[Chart and figure data]
'''
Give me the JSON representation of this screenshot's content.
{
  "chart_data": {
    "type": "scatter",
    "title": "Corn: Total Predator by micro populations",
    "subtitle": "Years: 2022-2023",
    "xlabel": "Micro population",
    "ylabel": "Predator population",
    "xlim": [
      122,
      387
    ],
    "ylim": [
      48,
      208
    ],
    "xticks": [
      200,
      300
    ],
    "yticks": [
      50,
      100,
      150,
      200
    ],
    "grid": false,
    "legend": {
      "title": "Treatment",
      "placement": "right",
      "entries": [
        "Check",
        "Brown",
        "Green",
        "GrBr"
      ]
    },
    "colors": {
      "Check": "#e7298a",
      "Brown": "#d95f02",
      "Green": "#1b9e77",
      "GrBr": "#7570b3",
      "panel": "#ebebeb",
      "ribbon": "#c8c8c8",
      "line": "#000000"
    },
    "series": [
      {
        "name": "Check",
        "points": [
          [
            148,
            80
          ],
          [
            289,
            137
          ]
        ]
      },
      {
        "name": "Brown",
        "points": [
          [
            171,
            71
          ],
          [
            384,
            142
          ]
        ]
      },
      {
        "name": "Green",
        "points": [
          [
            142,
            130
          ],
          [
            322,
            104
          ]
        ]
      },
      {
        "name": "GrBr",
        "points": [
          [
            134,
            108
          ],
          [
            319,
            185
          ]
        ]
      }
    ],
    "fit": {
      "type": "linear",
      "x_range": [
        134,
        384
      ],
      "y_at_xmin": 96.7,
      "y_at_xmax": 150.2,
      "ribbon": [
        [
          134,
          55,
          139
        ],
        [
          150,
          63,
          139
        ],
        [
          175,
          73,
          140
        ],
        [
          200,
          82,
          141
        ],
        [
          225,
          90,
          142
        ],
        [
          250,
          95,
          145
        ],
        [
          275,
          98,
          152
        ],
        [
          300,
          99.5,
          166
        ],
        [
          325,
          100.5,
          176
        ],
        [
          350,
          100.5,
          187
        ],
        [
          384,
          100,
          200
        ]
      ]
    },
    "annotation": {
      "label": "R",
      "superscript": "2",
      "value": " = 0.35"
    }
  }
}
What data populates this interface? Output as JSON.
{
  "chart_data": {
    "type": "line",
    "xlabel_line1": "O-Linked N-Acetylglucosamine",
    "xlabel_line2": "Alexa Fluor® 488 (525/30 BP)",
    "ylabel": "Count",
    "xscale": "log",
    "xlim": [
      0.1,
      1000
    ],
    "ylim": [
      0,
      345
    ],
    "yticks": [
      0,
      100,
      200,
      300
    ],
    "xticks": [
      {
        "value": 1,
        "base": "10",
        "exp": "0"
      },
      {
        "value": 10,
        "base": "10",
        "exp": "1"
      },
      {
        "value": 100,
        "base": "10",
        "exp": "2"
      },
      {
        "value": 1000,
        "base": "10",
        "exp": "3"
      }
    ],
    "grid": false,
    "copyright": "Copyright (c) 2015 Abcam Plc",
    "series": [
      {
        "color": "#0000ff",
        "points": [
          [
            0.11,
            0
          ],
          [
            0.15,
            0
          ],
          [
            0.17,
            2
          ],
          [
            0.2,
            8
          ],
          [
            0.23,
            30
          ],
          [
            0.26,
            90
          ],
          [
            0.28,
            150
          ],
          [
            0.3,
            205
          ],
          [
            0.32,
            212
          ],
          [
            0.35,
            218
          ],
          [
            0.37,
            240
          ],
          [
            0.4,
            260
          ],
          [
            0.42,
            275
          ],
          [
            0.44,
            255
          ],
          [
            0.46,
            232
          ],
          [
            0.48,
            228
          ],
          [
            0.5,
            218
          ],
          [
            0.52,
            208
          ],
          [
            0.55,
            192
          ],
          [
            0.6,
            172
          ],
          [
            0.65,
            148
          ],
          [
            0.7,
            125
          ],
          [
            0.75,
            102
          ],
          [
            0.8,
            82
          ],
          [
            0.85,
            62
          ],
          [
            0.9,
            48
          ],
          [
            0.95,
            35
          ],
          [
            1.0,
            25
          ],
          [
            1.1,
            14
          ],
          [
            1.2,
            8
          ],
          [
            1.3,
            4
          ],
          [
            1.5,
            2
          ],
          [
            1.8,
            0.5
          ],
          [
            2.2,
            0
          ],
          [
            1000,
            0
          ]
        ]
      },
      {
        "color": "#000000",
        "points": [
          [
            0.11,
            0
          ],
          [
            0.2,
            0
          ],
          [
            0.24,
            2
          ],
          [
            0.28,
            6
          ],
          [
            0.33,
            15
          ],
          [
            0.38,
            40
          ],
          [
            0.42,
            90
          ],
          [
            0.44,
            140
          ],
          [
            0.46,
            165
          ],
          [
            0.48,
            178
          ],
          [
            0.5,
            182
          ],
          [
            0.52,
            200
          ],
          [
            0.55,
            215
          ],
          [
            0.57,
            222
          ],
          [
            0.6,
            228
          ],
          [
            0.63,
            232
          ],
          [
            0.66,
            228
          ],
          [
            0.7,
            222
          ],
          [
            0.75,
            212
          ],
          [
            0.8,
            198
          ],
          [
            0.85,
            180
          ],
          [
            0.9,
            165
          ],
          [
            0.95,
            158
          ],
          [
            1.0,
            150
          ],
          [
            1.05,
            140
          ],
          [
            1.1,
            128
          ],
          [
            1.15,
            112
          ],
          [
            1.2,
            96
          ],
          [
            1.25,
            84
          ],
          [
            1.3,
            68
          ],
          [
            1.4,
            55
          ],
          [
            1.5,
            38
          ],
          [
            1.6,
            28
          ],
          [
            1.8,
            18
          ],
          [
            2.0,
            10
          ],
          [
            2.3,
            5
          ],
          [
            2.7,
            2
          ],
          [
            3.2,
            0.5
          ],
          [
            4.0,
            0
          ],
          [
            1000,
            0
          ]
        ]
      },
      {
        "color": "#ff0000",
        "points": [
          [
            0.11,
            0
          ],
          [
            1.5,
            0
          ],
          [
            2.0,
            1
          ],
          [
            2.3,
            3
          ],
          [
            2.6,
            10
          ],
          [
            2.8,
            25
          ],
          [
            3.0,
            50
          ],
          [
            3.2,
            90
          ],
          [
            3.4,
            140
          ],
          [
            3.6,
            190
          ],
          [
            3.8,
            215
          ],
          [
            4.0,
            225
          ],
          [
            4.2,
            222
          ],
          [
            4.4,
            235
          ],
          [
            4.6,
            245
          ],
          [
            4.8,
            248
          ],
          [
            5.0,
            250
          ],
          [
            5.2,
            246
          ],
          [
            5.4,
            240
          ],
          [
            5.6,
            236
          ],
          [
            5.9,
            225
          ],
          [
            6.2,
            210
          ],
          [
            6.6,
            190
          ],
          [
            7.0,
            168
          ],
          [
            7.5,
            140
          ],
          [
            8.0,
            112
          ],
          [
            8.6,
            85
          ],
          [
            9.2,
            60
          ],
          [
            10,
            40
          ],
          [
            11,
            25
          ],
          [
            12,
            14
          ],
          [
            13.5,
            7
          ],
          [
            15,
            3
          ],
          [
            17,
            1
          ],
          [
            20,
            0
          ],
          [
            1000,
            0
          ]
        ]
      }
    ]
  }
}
'''
◆ WHAT IS REQUIRED:
Print out all the entries precisely as written.

◆ EXPECTED OUTPUT:
Give me the JSON representation of this screenshot's content.
{
  "chart_data": {
    "type": "scatter",
    "title": "Corn: Total Predator by micro populations",
    "subtitle": "Years: 2022-2023",
    "xlabel": "Micro population",
    "ylabel": "Predator population",
    "xlim": [
      122,
      387
    ],
    "ylim": [
      48,
      208
    ],
    "xticks": [
      200,
      300
    ],
    "yticks": [
      50,
      100,
      150,
      200
    ],
    "grid": false,
    "legend": {
      "title": "Treatment",
      "placement": "right",
      "entries": [
        "Check",
        "Brown",
        "Green",
        "GrBr"
      ]
    },
    "colors": {
      "Check": "#e7298a",
      "Brown": "#d95f02",
      "Green": "#1b9e77",
      "GrBr": "#7570b3",
      "panel": "#ebebeb",
      "ribbon": "#c8c8c8",
      "line": "#000000"
    },
    "series": [
      {
        "name": "Check",
        "points": [
          [
            148,
            80
          ],
          [
            289,
            137
          ]
        ]
      },
      {
        "name": "Brown",
        "points": [
          [
            171,
            71
          ],
          [
            384,
            142
          ]
        ]
      },
      {
        "name": "Green",
        "points": [
          [
            142,
            130
          ],
          [
            322,
            104
          ]
        ]
      },
      {
        "name": "GrBr",
        "points": [
          [
            134,
            108
          ],
          [
            319,
            185
          ]
        ]
      }
    ],
    "fit": {
      "type": "linear",
      "x_range": [
        134,
        384
      ],
      "y_at_xmin": 96.7,
      "y_at_xmax": 150.2,
      "ribbon": [
        [
          134,
          55,
          139
        ],
        [
          150,
          63,
          139
        ],
        [
          175,
          73,
          140
        ],
        [
          200,
          82,
          141
        ],
        [
          225,
          90,
          142
        ],
        [
          250,
          95,
          145
        ],
        [
          275,
          98,
          152
        ],
        [
          300,
          99.5,
          166
        ],
        [
          325,
          100.5,
          176
        ],
        [
          350,
          100.5,
          187
        ],
        [
          384,
          100,
          200
        ]
      ]
    },
    "annotation": {
      "label": "R",
      "superscript": "2",
      "value": " = 0.35"
    }
  }
}
What data populates this interface? Output as JSON.
{
  "chart_data": {
    "type": "line",
    "xlabel_line1": "O-Linked N-Acetylglucosamine",
    "xlabel_line2": "Alexa Fluor® 488 (525/30 BP)",
    "ylabel": "Count",
    "xscale": "log",
    "xlim": [
      0.1,
      1000
    ],
    "ylim": [
      0,
      345
    ],
    "yticks": [
      0,
      100,
      200,
      300
    ],
    "xticks": [
      {
        "value": 1,
        "base": "10",
        "exp": "0"
      },
      {
        "value": 10,
        "base": "10",
        "exp": "1"
      },
      {
        "value": 100,
        "base": "10",
        "exp": "2"
      },
      {
        "value": 1000,
        "base": "10",
        "exp": "3"
      }
    ],
    "grid": false,
    "copyright": "Copyright (c) 2015 Abcam Plc",
    "series": [
      {
        "color": "#0000ff",
        "points": [
          [
            0.11,
            0
          ],
          [
            0.15,
            0
          ],
          [
            0.17,
            2
          ],
          [
            0.2,
            8
          ],
          [
            0.23,
            30
          ],
          [
            0.26,
            90
          ],
          [
            0.28,
            150
          ],
          [
            0.3,
            205
          ],
          [
            0.32,
            212
          ],
          [
            0.35,
            218
          ],
          [
            0.37,
            240
          ],
          [
            0.4,
            260
          ],
          [
            0.42,
            275
          ],
          [
            0.44,
            255
          ],
          [
            0.46,
            232
          ],
          [
            0.48,
            228
          ],
          [
            0.5,
            218
          ],
          [
            0.52,
            208
          ],
          [
            0.55,
            192
          ],
          [
            0.6,
            172
          ],
          [
            0.65,
            148
          ],
          [
            0.7,
            125
          ],
          [
            0.75,
            102
          ],
          [
            0.8,
            82
          ],
          [
            0.85,
            62
          ],
          [
            0.9,
            48
          ],
          [
            0.95,
            35
          ],
          [
            1.0,
            25
          ],
          [
            1.1,
            14
          ],
          [
            1.2,
            8
          ],
          [
            1.3,
            4
          ],
          [
            1.5,
            2
          ],
          [
            1.8,
            0.5
          ],
          [
            2.2,
            0
          ],
          [
            1000,
            0
          ]
        ]
      },
      {
        "color": "#000000",
        "points": [
          [
            0.11,
            0
          ],
          [
            0.2,
            0
          ],
          [
            0.24,
            2
          ],
          [
            0.28,
            6
          ],
          [
            0.33,
            15
          ],
          [
            0.38,
            40
          ],
          [
            0.42,
            90
          ],
          [
            0.44,
            140
          ],
          [
            0.46,
            165
          ],
          [
            0.48,
            178
          ],
          [
            0.5,
            182
          ],
          [
            0.52,
            200
          ],
          [
            0.55,
            215
          ],
          [
            0.57,
            222
          ],
          [
            0.6,
            228
          ],
          [
            0.63,
            232
          ],
          [
            0.66,
            228
          ],
          [
            0.7,
            222
          ],
          [
            0.75,
            212
          ],
          [
            0.8,
            198
          ],
          [
            0.85,
            180
          ],
          [
            0.9,
            165
          ],
          [
            0.95,
            158
          ],
          [
            1.0,
            150
          ],
          [
            1.05,
            140
          ],
          [
            1.1,
            128
          ],
          [
            1.15,
            112
          ],
          [
            1.2,
            96
          ],
          [
            1.25,
            84
          ],
          [
            1.3,
            68
          ],
          [
            1.4,
            55
          ],
          [
            1.5,
            38
          ],
          [
            1.6,
            28
          ],
          [
            1.8,
            18
          ],
          [
            2.0,
            10
          ],
          [
            2.3,
            5
          ],
          [
            2.7,
            2
          ],
          [
            3.2,
            0.5
          ],
          [
            4.0,
            0
          ],
          [
            1000,
            0
          ]
        ]
      },
      {
        "color": "#ff0000",
        "points": [
          [
            0.11,
            0
          ],
          [
            1.5,
            0
          ],
          [
            2.0,
            1
          ],
          [
            2.3,
            3
          ],
          [
            2.6,
            10
          ],
          [
            2.8,
            25
          ],
          [
            3.0,
            50
          ],
          [
            3.2,
            90
          ],
          [
            3.4,
            140
          ],
          [
            3.6,
            190
          ],
          [
            3.8,
            215
          ],
          [
            4.0,
            225
          ],
          [
            4.2,
            222
          ],
          [
            4.4,
            235
          ],
          [
            4.6,
            245
          ],
          [
            4.8,
            248
          ],
          [
            5.0,
            250
          ],
          [
            5.2,
            246
          ],
          [
            5.4,
            240
          ],
          [
            5.6,
            236
          ],
          [
            5.9,
            225
          ],
          [
            6.2,
            210
          ],
          [
            6.6,
            190
          ],
          [
            7.0,
            168
          ],
          [
            7.5,
            140
          ],
          [
            8.0,
            112
          ],
          [
            8.6,
            85
          ],
          [
            9.2,
            60
          ],
          [
            10,
            40
          ],
          [
            11,
            25
          ],
          [
            12,
            14
          ],
          [
            13.5,
            7
          ],
          [
            15,
            3
          ],
          [
            17,
            1
          ],
          [
            20,
            0
          ],
          [
            1000,
            0
          ]
        ]
      }
    ]
  }
}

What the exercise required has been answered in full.